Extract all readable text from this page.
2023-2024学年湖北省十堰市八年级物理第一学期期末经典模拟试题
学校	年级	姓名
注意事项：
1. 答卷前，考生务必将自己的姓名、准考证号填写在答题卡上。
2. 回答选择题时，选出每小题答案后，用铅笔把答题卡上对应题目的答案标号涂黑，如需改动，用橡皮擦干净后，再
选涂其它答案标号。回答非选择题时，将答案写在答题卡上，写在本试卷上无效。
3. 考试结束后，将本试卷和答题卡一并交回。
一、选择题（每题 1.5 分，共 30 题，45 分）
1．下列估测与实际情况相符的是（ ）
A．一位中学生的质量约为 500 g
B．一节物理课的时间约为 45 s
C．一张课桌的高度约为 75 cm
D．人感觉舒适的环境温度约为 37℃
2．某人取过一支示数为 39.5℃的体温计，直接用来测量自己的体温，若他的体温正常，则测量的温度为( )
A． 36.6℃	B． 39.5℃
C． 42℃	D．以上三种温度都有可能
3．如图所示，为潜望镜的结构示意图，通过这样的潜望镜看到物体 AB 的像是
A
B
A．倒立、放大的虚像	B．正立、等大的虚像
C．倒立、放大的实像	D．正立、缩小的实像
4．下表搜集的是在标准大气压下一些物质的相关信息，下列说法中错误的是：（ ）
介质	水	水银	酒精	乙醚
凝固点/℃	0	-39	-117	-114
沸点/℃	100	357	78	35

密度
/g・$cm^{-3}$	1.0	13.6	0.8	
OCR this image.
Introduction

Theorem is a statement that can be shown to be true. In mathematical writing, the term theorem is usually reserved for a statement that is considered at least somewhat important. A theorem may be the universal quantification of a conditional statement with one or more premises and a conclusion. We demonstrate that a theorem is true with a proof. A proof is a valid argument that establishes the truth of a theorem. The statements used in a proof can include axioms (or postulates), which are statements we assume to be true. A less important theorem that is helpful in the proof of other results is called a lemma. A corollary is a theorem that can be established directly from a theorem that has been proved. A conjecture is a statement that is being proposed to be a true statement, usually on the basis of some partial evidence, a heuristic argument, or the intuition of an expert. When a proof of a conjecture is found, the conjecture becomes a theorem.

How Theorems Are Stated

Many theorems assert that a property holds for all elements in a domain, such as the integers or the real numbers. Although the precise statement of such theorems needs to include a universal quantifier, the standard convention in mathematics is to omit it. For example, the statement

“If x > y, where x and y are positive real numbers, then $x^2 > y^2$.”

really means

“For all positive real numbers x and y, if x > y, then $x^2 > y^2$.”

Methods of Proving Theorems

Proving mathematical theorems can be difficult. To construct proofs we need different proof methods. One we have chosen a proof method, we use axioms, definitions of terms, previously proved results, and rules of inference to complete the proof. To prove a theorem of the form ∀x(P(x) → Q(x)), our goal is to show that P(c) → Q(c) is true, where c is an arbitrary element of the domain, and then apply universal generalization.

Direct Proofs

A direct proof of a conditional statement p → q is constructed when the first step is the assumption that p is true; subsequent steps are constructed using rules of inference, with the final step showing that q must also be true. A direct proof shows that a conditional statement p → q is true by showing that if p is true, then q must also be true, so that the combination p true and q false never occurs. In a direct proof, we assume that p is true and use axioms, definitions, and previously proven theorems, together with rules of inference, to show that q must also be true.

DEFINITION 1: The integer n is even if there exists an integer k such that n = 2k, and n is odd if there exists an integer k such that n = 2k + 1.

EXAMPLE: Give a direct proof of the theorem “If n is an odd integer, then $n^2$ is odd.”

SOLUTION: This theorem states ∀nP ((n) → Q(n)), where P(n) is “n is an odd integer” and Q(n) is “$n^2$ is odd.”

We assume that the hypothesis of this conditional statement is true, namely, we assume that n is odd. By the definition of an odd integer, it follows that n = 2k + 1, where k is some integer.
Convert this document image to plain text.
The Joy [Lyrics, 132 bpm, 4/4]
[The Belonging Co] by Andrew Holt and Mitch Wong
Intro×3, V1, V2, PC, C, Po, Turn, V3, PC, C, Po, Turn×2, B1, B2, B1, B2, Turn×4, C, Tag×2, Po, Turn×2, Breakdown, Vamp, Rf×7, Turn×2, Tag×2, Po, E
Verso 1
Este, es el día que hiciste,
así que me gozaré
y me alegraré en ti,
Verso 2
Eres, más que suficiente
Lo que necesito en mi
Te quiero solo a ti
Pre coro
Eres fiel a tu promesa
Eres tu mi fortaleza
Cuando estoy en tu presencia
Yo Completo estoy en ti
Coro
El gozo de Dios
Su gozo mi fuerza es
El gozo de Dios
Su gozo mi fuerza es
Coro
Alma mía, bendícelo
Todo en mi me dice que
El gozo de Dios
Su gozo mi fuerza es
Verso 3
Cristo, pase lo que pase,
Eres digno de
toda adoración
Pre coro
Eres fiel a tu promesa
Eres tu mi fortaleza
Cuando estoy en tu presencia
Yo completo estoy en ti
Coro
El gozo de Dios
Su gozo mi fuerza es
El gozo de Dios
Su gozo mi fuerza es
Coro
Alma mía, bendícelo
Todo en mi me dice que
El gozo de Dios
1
........
• _Exercise brief_
Return exactly the lines from the one containing "Convert this document image to plain text." through the last line of the records above, both included, and nothing else.

• _Result for this exercise_
Convert this document image to plain text.
The Joy [Lyrics, 132 bpm, 4/4]
[The Belonging Co] by Andrew Holt and Mitch Wong
Intro×3, V1, V2, PC, C, Po, Turn, V3, PC, C, Po, Turn×2, B1, B2, B1, B2, Turn×4, C, Tag×2, Po, Turn×2, Breakdown, Vamp, Rf×7, Turn×2, Tag×2, Po, E
Verso 1
Este, es el día que hiciste,
así que me gozaré
y me alegraré en ti,
Verso 2
Eres, más que suficiente
Lo que necesito en mi
Te quiero solo a ti
Pre coro
Eres fiel a tu promesa
Eres tu mi fortaleza
Cuando estoy en tu presencia
Yo Completo estoy en ti
Coro
El gozo de Dios
Su gozo mi fuerza es
El gozo de Dios
Su gozo mi fuerza es
Coro
Alma mía, bendícelo
Todo en mi me dice que
El gozo de Dios
Su gozo mi fuerza es
Verso 3
Cristo, pase lo que pase,
Eres digno de
toda adoración
Pre coro
Eres fiel a tu promesa
Eres tu mi fortaleza
Cuando estoy en tu presencia
Yo completo estoy en ti
Coro
El gozo de Dios
Su gozo mi fuerza es
El gozo de Dios
Su gozo mi fuerza es
Coro
Alma mía, bendícelo
Todo en mi me dice que
El gozo de Dios
1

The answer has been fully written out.